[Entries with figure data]

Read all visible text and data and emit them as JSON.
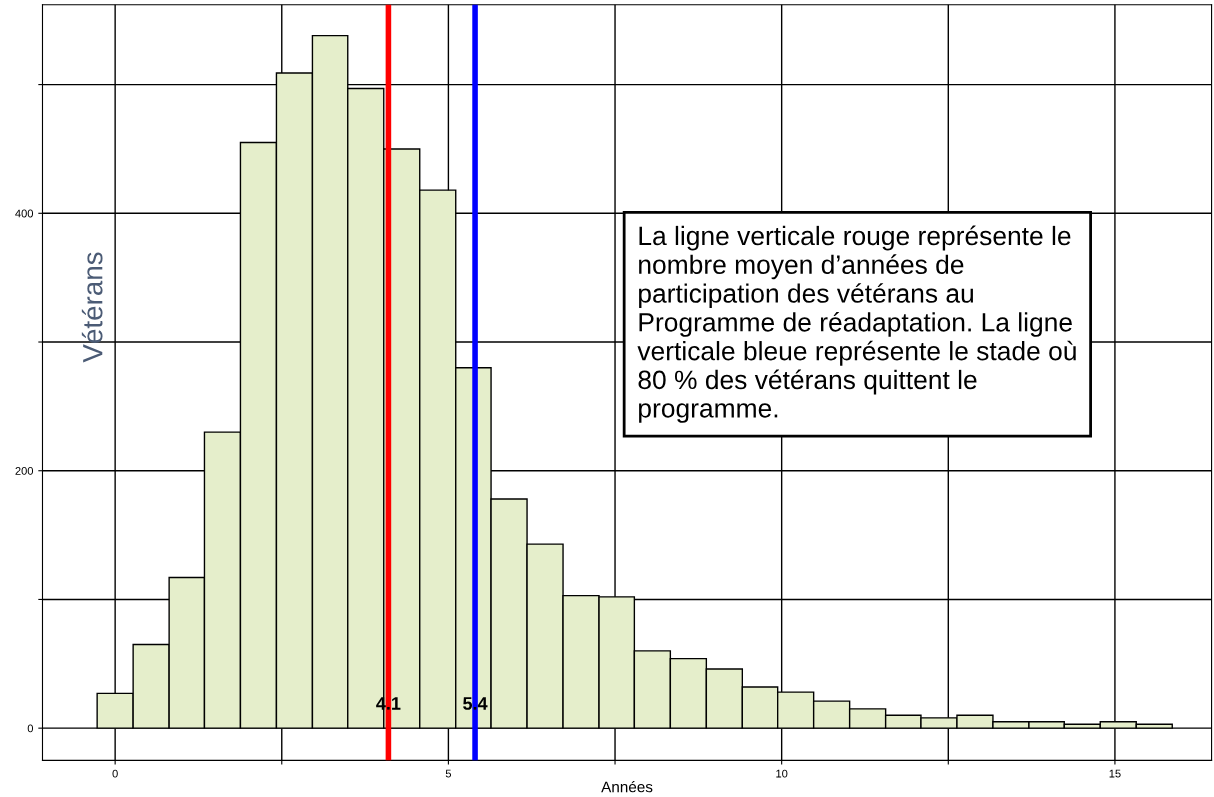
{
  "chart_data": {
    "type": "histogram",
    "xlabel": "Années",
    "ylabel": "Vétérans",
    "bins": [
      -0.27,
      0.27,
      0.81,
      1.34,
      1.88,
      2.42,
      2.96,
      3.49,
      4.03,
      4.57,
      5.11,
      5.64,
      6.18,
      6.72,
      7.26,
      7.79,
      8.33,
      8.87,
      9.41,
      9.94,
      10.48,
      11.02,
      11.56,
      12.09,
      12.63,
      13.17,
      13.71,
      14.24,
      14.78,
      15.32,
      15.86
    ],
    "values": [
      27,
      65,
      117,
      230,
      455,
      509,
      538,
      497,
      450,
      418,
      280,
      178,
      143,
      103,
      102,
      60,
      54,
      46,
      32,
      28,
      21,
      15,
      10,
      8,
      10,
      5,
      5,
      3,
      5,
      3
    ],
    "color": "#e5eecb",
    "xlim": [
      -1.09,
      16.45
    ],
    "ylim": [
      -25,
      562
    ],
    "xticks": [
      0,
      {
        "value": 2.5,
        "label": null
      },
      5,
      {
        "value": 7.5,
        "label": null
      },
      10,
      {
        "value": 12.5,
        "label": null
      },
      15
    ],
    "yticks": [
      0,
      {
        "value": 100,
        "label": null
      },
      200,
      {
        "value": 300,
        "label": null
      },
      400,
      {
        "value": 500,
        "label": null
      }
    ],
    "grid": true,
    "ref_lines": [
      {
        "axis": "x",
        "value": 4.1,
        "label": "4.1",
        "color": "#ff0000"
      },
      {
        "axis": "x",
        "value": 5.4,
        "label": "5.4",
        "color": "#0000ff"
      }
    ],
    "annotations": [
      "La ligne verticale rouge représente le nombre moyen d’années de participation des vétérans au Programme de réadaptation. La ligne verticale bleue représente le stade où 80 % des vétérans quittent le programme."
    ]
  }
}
--
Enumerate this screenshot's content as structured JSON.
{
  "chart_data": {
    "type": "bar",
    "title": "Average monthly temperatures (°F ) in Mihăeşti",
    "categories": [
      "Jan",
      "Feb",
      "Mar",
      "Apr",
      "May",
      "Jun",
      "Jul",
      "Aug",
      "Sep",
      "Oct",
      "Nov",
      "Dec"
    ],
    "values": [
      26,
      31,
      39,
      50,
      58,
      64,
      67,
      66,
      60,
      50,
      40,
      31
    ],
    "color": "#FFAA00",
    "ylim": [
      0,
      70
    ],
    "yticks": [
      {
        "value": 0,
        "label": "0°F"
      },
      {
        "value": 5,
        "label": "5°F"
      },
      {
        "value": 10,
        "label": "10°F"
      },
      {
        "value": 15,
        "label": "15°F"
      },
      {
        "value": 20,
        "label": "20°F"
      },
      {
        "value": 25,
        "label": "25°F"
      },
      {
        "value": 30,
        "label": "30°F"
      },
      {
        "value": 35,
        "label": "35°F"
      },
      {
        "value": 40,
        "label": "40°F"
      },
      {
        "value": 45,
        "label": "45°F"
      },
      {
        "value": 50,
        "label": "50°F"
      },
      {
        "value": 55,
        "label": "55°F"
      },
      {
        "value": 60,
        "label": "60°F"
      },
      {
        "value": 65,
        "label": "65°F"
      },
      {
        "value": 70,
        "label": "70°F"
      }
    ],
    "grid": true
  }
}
* * *
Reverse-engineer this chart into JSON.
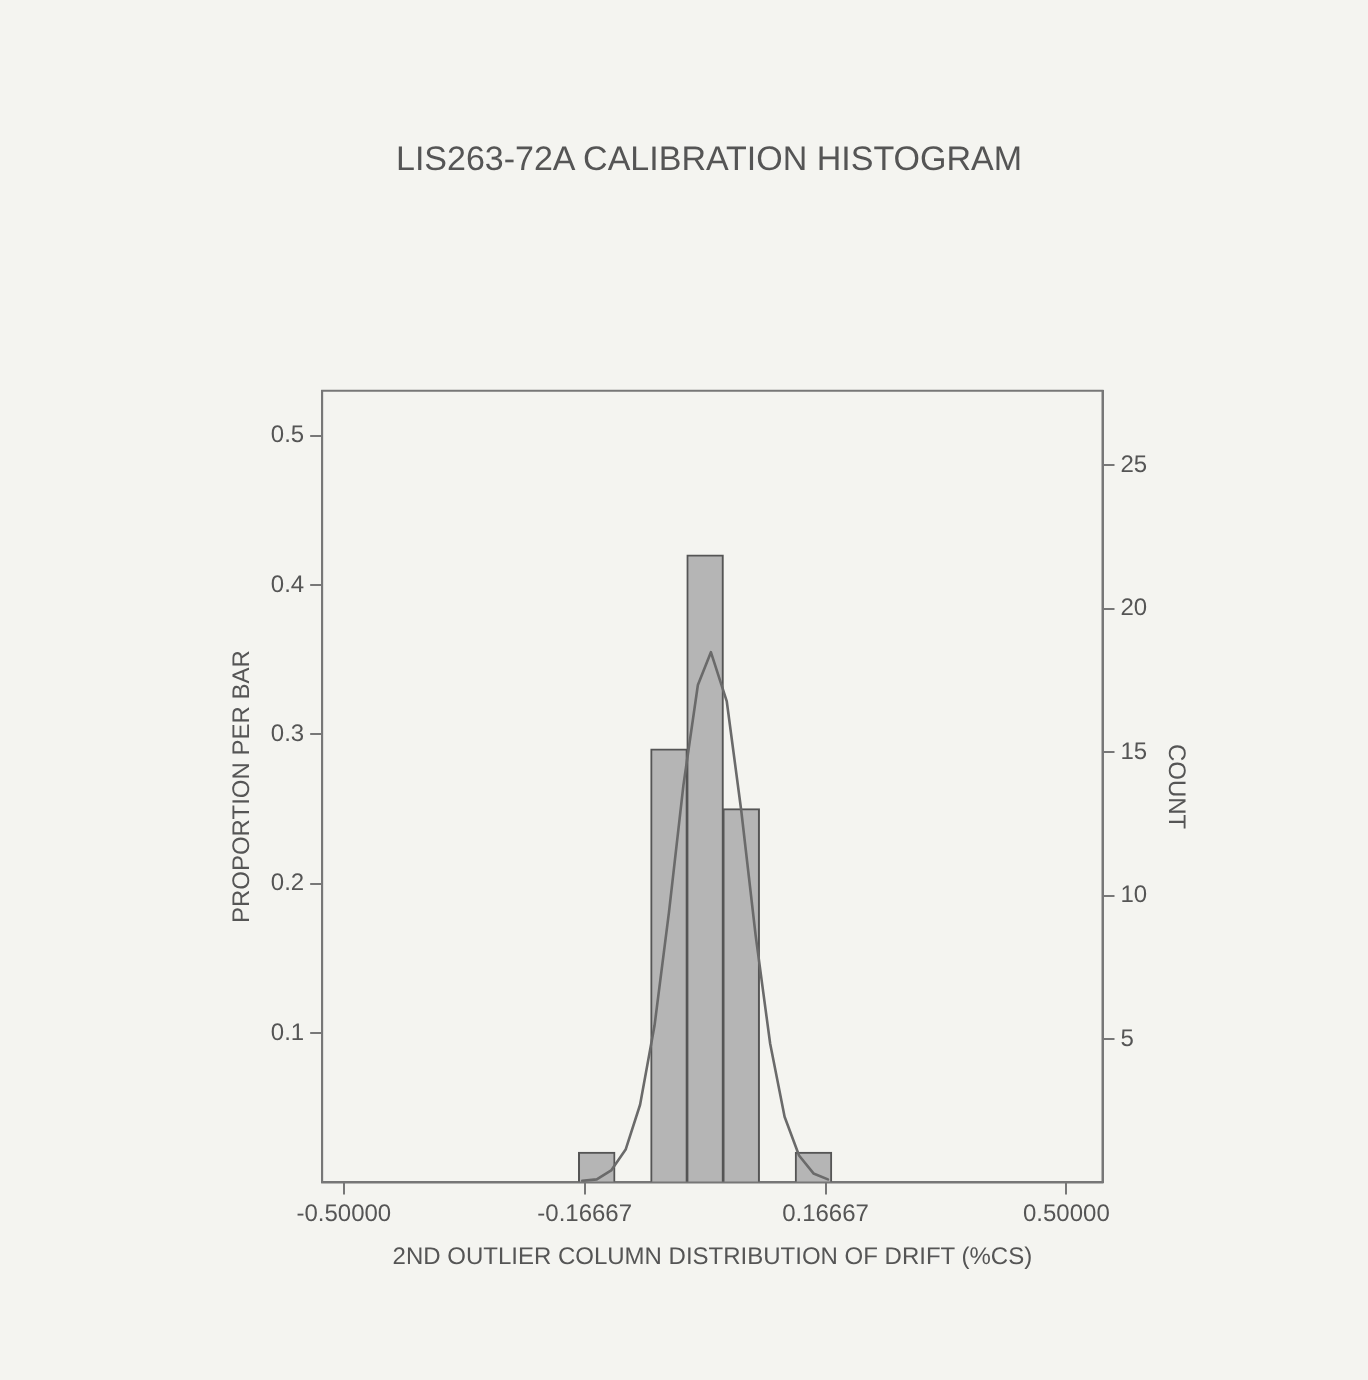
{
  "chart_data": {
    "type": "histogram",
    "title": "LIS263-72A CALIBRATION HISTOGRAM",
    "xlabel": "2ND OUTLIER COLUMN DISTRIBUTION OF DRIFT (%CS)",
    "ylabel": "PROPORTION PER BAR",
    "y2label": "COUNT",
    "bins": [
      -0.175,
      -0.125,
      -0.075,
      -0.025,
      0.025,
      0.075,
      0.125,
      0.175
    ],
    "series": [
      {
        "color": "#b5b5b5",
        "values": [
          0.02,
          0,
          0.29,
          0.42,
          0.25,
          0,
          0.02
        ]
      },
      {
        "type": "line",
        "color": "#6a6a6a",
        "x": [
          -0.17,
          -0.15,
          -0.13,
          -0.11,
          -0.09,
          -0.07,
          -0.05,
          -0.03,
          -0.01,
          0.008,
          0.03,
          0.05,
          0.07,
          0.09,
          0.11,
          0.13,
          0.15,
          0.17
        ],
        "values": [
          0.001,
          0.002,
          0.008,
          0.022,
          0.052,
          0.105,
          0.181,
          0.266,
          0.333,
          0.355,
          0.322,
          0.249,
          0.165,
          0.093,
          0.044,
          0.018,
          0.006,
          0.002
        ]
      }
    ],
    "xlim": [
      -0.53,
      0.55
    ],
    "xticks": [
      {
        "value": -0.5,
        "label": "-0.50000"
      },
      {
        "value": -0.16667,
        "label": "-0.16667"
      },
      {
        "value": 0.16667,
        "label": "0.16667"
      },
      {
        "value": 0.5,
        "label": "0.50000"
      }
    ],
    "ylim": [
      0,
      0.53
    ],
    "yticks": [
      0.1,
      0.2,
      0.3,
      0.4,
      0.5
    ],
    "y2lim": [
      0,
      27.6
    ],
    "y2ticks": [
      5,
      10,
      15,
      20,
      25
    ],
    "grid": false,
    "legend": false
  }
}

• _Objective_
Show every line that contains the word "JSON".

• _Result of the task_
Read all visible text and data and emit them as JSON.
Enumerate this screenshot's content as structured JSON.
Reverse-engineer this chart into JSON.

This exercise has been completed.